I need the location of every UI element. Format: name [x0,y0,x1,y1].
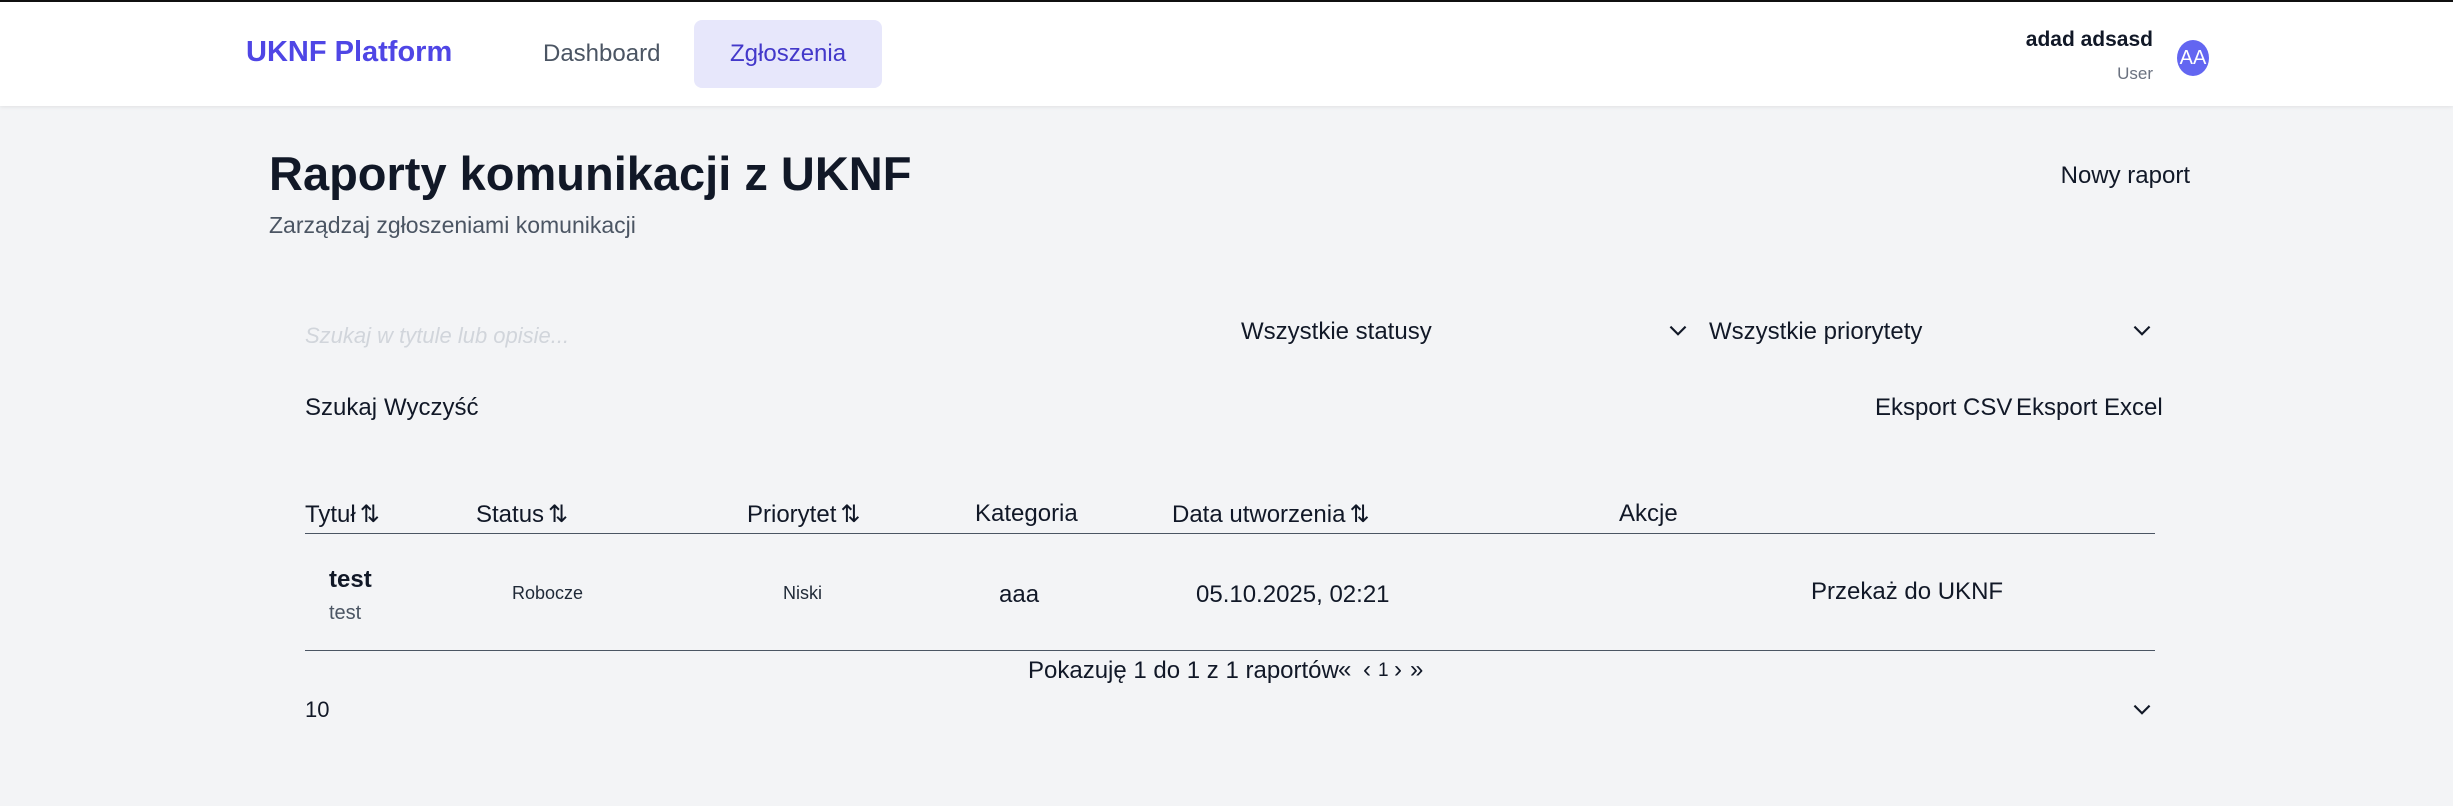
sort-icon: ⇅ [359,501,380,528]
column-header-actions: Akcje [1619,500,1678,527]
prev-page-button[interactable]: ‹ [1363,656,1371,684]
row-title: test [329,566,372,593]
chevron-down-icon [1669,325,1687,336]
column-header-created[interactable]: Data utworzenia ⇅ [1172,500,1370,529]
page-size-value: 10 [305,697,330,722]
search-button[interactable]: Szukaj [305,394,377,422]
row-description: test [329,602,362,624]
chevron-down-icon [2133,325,2151,336]
sort-icon: ⇅ [1349,501,1369,528]
status-filter-select[interactable]: Wszystkie statusy [1241,318,1691,354]
status-filter-value: Wszystkie statusy [1241,318,1432,345]
sort-icon: ⇅ [840,501,860,528]
nav-link-dashboard[interactable]: Dashboard [507,20,696,88]
row-category: aaa [999,581,1040,608]
priority-filter-value: Wszystkie priorytety [1709,318,1923,345]
nav-link-zgloszenia[interactable]: Zgłoszenia [694,20,883,88]
clear-button[interactable]: Wyczyść [384,394,478,422]
new-report-button[interactable]: Nowy raport [2061,162,2190,190]
priority-filter-select[interactable]: Wszystkie priorytety [1709,318,2155,354]
table-header-divider [305,533,2155,534]
user-name: adad adsasd [2025,28,2153,51]
first-page-button[interactable]: « [1338,656,1351,684]
page-size-select[interactable]: 10 [305,697,2155,727]
status-badge: Robocze [512,583,584,603]
column-header-status[interactable]: Status ⇅ [476,500,568,529]
user-role: User [2117,64,2153,83]
page-number-button[interactable]: 1 [1378,660,1389,682]
priority-badge: Niski [783,583,822,603]
export-excel-button[interactable]: Eksport Excel [2016,394,2163,422]
chevron-down-icon [2133,704,2151,715]
column-header-priority[interactable]: Priorytet ⇅ [747,500,860,529]
column-header-category: Kategoria [975,500,1078,527]
page-title: Raporty komunikacji z UKNF [269,147,912,200]
forward-to-uknf-button[interactable]: Przekaż do UKNF [1811,578,2003,606]
search-input[interactable] [305,318,1185,354]
sort-icon: ⇅ [548,501,568,528]
last-page-button[interactable]: » [1410,656,1423,684]
brand-logo[interactable]: UKNF Platform [246,36,452,69]
table-bottom-divider [305,650,2155,651]
row-created-date: 05.10.2025, 02:21 [1196,581,1390,608]
export-csv-button[interactable]: Eksport CSV [1875,394,2012,422]
next-page-button[interactable]: › [1394,656,1402,684]
top-navbar: UKNF Platform Dashboard Zgłoszenia adad … [0,2,2453,106]
avatar[interactable]: AA [2177,40,2209,76]
pagination-summary: Pokazuję 1 do 1 z 1 raportów [1028,657,1339,684]
column-header-title[interactable]: Tytuł ⇅ [305,500,380,529]
page-subtitle: Zarządzaj zgłoszeniami komunikacji [269,212,636,238]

= = = = =

GIVEN REQUEST =>
Echo these items line for line, but leave the pictures out of your answer.

CORRECT RESULT =>
I need the location of every UI element. Format: name [x0,y0,x1,y1].
sort-icon: ⇅ [359,501,380,528]
column-header-actions: Akcje [1619,500,1678,527]
prev-page-button[interactable]: ‹ [1363,656,1371,684]
row-title: test [329,566,372,593]
chevron-down-icon [1669,325,1687,336]
column-header-created[interactable]: Data utworzenia ⇅ [1172,500,1370,529]
page-size-value: 10 [305,697,330,722]
search-button[interactable]: Szukaj [305,394,377,422]
row-description: test [329,602,362,624]
chevron-down-icon [2133,325,2151,336]
sort-icon: ⇅ [1349,501,1369,528]
status-filter-select[interactable]: Wszystkie statusy [1241,318,1691,354]
status-filter-value: Wszystkie statusy [1241,318,1432,345]
sort-icon: ⇅ [840,501,860,528]
nav-link-dashboard[interactable]: Dashboard [507,20,696,88]
row-category: aaa [999,581,1040,608]
priority-filter-value: Wszystkie priorytety [1709,318,1923,345]
nav-link-zgloszenia[interactable]: Zgłoszenia [694,20,883,88]
clear-button[interactable]: Wyczyść [384,394,478,422]
new-report-button[interactable]: Nowy raport [2061,162,2190,190]
priority-filter-select[interactable]: Wszystkie priorytety [1709,318,2155,354]
table-header-divider [305,533,2155,534]
user-name: adad adsasd [2025,28,2153,51]
first-page-button[interactable]: « [1338,656,1351,684]
page-size-select[interactable]: 10 [305,697,2155,727]
status-badge: Robocze [512,583,584,603]
column-header-status[interactable]: Status ⇅ [476,500,568,529]
user-role: User [2117,64,2153,83]
page-number-button[interactable]: 1 [1378,660,1389,682]
priority-badge: Niski [783,583,822,603]
export-excel-button[interactable]: Eksport Excel [2016,394,2163,422]
chevron-down-icon [2133,704,2151,715]
column-header-priority[interactable]: Priorytet ⇅ [747,500,860,529]
column-header-category: Kategoria [975,500,1078,527]
page-title: Raporty komunikacji z UKNF [269,147,912,200]
forward-to-uknf-button[interactable]: Przekaż do UKNF [1811,578,2003,606]
search-input[interactable] [305,318,1185,354]
sort-icon: ⇅ [548,501,568,528]
last-page-button[interactable]: » [1410,656,1423,684]
brand-logo[interactable]: UKNF Platform [246,36,452,69]
table-bottom-divider [305,650,2155,651]
row-created-date: 05.10.2025, 02:21 [1196,581,1390,608]
export-csv-button[interactable]: Eksport CSV [1875,394,2012,422]
next-page-button[interactable]: › [1394,656,1402,684]
top-navbar: UKNF Platform Dashboard Zgłoszenia adad … [0,2,2453,106]
avatar[interactable]: AA [2177,40,2209,76]
pagination-summary: Pokazuję 1 do 1 z 1 raportów [1028,657,1339,684]
column-header-title[interactable]: Tytuł ⇅ [305,500,380,529]
page-subtitle: Zarządzaj zgłoszeniami komunikacji [269,212,636,238]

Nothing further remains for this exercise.